Entries with figure data:
* * * * * * *

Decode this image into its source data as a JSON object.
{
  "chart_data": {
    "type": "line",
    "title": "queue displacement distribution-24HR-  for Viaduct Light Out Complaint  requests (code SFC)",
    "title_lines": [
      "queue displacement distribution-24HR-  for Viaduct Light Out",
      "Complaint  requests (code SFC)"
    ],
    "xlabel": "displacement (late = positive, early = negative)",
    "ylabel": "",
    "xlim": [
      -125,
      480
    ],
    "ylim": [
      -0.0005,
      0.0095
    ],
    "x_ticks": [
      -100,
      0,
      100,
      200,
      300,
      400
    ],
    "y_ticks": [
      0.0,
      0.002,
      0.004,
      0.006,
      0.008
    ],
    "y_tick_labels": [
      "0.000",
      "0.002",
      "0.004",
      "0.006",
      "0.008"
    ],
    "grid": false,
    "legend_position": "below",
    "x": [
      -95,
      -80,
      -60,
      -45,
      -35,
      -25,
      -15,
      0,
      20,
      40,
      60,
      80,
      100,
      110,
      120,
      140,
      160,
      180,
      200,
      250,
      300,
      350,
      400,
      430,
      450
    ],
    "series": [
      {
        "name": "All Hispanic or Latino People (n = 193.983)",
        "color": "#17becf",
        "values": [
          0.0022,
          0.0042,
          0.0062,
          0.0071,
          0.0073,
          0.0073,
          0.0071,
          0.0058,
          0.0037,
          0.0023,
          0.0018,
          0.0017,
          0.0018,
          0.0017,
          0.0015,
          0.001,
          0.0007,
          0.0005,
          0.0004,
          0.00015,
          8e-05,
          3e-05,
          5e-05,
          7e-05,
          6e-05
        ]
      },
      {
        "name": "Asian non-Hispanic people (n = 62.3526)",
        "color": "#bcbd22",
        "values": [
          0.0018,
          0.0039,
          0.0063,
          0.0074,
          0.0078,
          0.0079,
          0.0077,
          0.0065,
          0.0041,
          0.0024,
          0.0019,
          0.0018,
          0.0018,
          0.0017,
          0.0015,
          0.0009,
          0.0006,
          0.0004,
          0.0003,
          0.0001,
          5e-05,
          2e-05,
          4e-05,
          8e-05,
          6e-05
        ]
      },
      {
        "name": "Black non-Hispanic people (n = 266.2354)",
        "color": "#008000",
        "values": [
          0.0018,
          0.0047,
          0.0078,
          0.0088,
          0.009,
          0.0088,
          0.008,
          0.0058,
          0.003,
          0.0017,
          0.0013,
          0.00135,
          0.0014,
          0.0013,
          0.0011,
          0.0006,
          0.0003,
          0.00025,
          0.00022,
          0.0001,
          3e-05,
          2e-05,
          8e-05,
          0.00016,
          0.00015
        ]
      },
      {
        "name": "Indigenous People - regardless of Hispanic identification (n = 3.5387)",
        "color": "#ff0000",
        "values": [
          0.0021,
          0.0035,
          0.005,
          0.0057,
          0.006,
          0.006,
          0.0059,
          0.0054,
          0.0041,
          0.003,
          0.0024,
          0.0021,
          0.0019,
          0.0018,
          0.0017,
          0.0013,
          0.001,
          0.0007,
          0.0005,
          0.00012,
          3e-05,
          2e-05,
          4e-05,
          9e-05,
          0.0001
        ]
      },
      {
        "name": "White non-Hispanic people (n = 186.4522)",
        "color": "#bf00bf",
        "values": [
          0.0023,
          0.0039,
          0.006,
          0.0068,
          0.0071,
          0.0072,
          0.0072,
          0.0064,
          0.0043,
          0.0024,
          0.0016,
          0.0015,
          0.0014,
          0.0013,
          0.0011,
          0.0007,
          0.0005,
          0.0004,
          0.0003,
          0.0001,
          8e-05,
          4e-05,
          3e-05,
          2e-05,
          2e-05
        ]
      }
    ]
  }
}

* * * * * * *

# Job:
Copy out all lines above that include the string "color".

# Full solution:
        "color": "#17becf",
        "color": "#bcbd22",
        "color": "#008000",
        "color": "#ff0000",
        "color": "#bf00bf",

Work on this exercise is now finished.